WHAT TO PRODUCE:
Wherever the word "their" turns up in a line of the entries, copy that line.

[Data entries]
● ● ● ●
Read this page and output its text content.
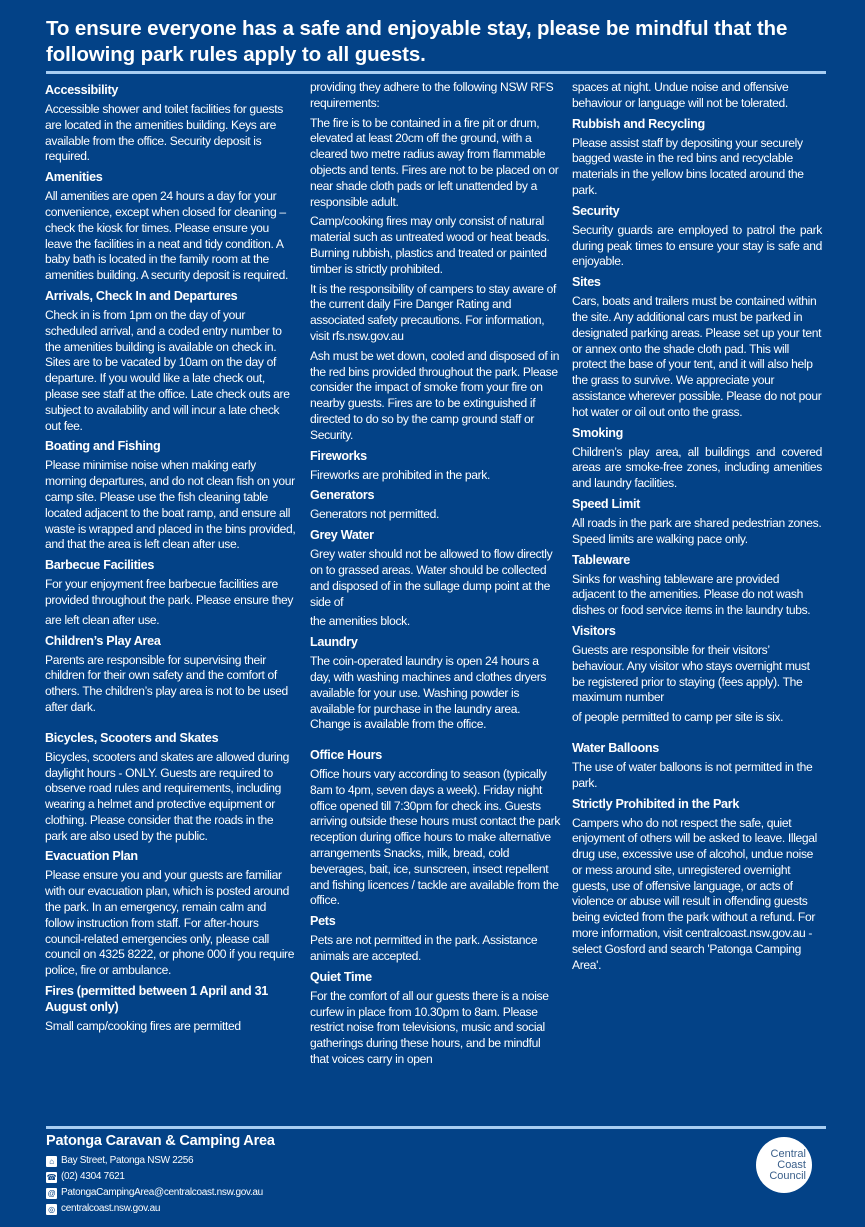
To ensure everyone has a safe and enjoyable stay, please be mindful that the following park rules apply to all guests.
Accessibility

Accessible shower and toilet facilities for guests are located in the amenities building. Keys are available from the office. Security deposit is required.

Amenities

All amenities are open 24 hours a day for your convenience, except when closed for cleaning – check the kiosk for times. Please ensure you leave the facilities in a neat and tidy condition. A baby bath is located in the family room at the amenities building. A security deposit is required.

Arrivals, Check In and Departures

Check in is from 1pm on the day of your scheduled arrival, and a coded entry number to the amenities building is available on check in. Sites are to be vacated by 10am on the day of departure. If you would like a late check out, please see staff at the office. Late check outs are subject to availability and will incur a late check out fee.

Boating and Fishing

Please minimise noise when making early morning departures, and do not clean fish on your camp site. Please use the fish cleaning table located adjacent to the boat ramp, and ensure all waste is wrapped and placed in the bins provided, and that the area is left clean after use.

Barbecue Facilities

For your enjoyment free barbecue facilities are provided throughout the park. Please ensure they

are left clean after use.

Children’s Play Area

Parents are responsible for supervising their children for their own safety and the comfort of others. The children’s play area is not to be used after dark.

Bicycles, Scooters and Skates

Bicycles, scooters and skates are allowed during daylight hours - ONLY. Guests are required to observe road rules and requirements, including wearing a helmet and protective equipment or clothing. Please consider that the roads in the park are also used by the public.

Evacuation Plan

Please ensure you and your guests are familiar with our evacuation plan, which is posted around the park. In an emergency, remain calm and follow instruction from staff. For after-hours council-related emergencies only, please call council on 4325 8222, or phone 000 if you require police, fire or ambulance.

Fires (permitted between 1 April and 31 August only)

Small camp/cooking fires are permitted

providing they adhere to the following NSW RFS requirements:

The fire is to be contained in a fire pit or drum, elevated at least 20cm off the ground, with a cleared two metre radius away from flammable objects and tents. Fires are not to be placed on or near shade cloth pads or left unattended by a responsible adult.

Camp/cooking fires may only consist of natural material such as untreated wood or heat beads. Burning rubbish, plastics and treated or painted timber is strictly prohibited.

It is the responsibility of campers to stay aware of the current daily Fire Danger Rating and associated safety precautions. For information, visit rfs.nsw.gov.au

Ash must be wet down, cooled and disposed of in the red bins provided throughout the park. Please consider the impact of smoke from your fire on nearby guests. Fires are to be extinguished if directed to do so by the camp ground staff or Security.

Fireworks

Fireworks are prohibited in the park.

Generators

Generators not permitted.

Grey Water

Grey water should not be allowed to flow directly on to grassed areas. Water should be collected and disposed of in the sullage dump point at the side of

the amenities block.

Laundry

The coin-operated laundry is open 24 hours a day, with washing machines and clothes dryers available for your use. Washing powder is available for purchase in the laundry area. Change is available from the office.

Office Hours

Office hours vary according to season (typically 8am to 4pm, seven days a week). Friday night office opened till 7:30pm for check ins. Guests arriving outside these hours must contact the park reception during office hours to make alternative arrangements Snacks, milk, bread, cold beverages, bait, ice, sunscreen, insect repellent and fishing licences / tackle are available from the office.

Pets

Pets are not permitted in the park. Assistance animals are accepted.

Quiet Time

For the comfort of all our guests there is a noise curfew in place from 10.30pm to 8am. Please restrict noise from televisions, music and social gatherings during these hours, and be mindful that voices carry in open

spaces at night. Undue noise and offensive behaviour or language will not be tolerated.

Rubbish and Recycling

Please assist staff by depositing your securely bagged waste in the red bins and recyclable materials in the yellow bins located around the park.

Security

Security guards are employed to patrol the park during peak times to ensure your stay is safe and enjoyable.

Sites

Cars, boats and trailers must be contained within the site. Any additional cars must be parked in designated parking areas. Please set up your tent or annex onto the shade cloth pad. This will protect the base of your tent, and it will also help the grass to survive. We appreciate your assistance wherever possible. Please do not pour hot water or oil out onto the grass.

Smoking

Children’s play area, all buildings and covered areas are smoke-free zones, including amenities and laundry facilities.

Speed Limit

All roads in the park are shared pedestrian zones. Speed limits are walking pace only.

Tableware

Sinks for washing tableware are provided adjacent to the amenities. Please do not wash dishes or food service items in the laundry tubs.

Visitors

Guests are responsible for their visitors’ behaviour. Any visitor who stays overnight must be registered prior to staying (fees apply). The maximum number

of people permitted to camp per site is six.

Water Balloons

The use of water balloons is not permitted in the park.

Strictly Prohibited in the Park

Campers who do not respect the safe, quiet enjoyment of others will be asked to leave. Illegal drug use, excessive use of alcohol, undue noise or mess around site, unregistered overnight guests, use of offensive language, or acts of violence or abuse will result in offending guests being evicted from the park without a refund. For more information, visit centralcoast.nsw.gov.au - select Gosford and search 'Patonga Camping Area'.

Patonga Caravan & Camping Area
⌂ Bay Street, Patonga NSW 2256
☎ (02) 4304 7621
@ PatongaCampingArea@centralcoast.nsw.gov.au
◎ centralcoast.nsw.gov.au
Central
Coast
Council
● ● ● ●
FINAL ANSWER:
Parents are responsible for supervising their children for their own safety and the comfort of others. The children’s play area is not to be used after dark.
Guests are responsible for their visitors’ behaviour. Any visitor who stays overnight must be registered prior to staying (fees apply). The maximum number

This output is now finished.